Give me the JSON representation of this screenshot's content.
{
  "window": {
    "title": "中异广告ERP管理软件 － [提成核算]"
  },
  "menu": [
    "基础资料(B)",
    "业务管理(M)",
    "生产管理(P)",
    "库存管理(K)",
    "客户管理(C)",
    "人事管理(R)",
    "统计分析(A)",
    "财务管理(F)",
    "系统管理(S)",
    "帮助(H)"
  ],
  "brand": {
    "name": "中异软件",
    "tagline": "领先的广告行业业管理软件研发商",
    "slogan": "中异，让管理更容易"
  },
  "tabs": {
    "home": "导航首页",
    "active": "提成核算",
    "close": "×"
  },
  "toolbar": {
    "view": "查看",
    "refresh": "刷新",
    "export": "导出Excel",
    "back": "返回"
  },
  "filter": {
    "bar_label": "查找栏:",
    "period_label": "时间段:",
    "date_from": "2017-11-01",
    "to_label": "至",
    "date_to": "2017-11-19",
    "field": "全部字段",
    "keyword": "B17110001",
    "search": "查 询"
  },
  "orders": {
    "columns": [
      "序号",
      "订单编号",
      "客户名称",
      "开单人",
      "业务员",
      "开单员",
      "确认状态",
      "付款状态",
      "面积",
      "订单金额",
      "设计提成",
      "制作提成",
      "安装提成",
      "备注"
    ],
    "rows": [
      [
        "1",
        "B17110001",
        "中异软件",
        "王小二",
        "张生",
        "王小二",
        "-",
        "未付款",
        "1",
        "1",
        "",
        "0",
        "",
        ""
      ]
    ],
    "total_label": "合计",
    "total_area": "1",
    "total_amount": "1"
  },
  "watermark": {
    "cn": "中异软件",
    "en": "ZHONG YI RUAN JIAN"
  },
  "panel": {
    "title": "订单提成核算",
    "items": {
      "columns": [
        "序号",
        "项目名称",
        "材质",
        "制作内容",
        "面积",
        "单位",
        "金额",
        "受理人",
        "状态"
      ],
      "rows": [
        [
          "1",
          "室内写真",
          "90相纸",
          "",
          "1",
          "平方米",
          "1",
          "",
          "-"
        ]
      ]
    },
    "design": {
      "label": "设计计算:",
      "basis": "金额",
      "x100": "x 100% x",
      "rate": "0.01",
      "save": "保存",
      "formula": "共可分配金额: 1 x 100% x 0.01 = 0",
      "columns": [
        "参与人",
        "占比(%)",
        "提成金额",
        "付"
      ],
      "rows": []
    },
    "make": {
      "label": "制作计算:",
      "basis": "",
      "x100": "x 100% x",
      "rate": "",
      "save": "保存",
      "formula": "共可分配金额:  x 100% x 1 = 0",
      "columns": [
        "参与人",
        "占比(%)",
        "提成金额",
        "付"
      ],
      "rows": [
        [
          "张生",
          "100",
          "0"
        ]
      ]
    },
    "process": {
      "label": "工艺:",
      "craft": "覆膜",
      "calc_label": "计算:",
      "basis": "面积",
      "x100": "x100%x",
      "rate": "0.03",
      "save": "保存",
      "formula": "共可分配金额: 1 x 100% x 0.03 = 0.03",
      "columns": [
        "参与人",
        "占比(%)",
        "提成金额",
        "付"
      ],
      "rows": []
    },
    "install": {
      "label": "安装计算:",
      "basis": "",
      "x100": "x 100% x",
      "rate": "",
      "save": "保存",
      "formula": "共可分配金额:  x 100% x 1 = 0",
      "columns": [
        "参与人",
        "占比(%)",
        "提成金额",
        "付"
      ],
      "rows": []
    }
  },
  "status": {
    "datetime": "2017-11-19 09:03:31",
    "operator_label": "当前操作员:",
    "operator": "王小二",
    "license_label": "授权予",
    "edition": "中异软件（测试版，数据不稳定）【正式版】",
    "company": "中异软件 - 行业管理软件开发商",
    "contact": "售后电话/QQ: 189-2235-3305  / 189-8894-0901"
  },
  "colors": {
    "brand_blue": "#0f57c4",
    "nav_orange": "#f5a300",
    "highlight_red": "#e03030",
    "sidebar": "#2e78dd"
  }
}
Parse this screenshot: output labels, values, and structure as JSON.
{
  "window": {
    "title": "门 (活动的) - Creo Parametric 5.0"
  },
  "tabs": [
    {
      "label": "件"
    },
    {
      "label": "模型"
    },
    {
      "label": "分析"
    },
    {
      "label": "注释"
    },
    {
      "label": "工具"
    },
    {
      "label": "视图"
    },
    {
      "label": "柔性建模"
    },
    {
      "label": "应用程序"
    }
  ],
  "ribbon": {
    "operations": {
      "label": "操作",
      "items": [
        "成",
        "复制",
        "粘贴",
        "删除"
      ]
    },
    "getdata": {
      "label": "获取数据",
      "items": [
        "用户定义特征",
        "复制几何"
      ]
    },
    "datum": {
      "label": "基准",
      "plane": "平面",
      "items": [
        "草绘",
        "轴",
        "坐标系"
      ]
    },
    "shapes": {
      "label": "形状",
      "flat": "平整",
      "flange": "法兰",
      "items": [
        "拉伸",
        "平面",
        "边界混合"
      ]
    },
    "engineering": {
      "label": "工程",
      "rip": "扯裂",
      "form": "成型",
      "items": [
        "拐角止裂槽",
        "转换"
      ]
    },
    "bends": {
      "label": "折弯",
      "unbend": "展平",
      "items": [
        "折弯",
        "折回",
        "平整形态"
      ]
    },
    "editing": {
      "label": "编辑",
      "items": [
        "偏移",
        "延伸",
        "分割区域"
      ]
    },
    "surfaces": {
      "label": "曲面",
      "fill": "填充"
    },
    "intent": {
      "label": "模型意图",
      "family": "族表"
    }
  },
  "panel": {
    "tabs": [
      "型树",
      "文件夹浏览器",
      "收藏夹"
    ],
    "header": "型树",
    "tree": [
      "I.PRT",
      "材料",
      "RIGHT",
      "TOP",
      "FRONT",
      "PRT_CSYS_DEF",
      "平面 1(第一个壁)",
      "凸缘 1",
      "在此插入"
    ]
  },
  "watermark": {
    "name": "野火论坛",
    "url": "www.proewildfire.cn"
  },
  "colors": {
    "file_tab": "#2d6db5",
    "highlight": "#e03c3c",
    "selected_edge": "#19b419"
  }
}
■ ■ ■ ■ ■
→ WRITTEN EXERCISE
Check each line of the records for the word "JSON" and extract those that contain it.

→ WRITTEN SOLUTION
Give me the JSON representation of this screenshot's content.
Parse this screenshot: output labels, values, and structure as JSON.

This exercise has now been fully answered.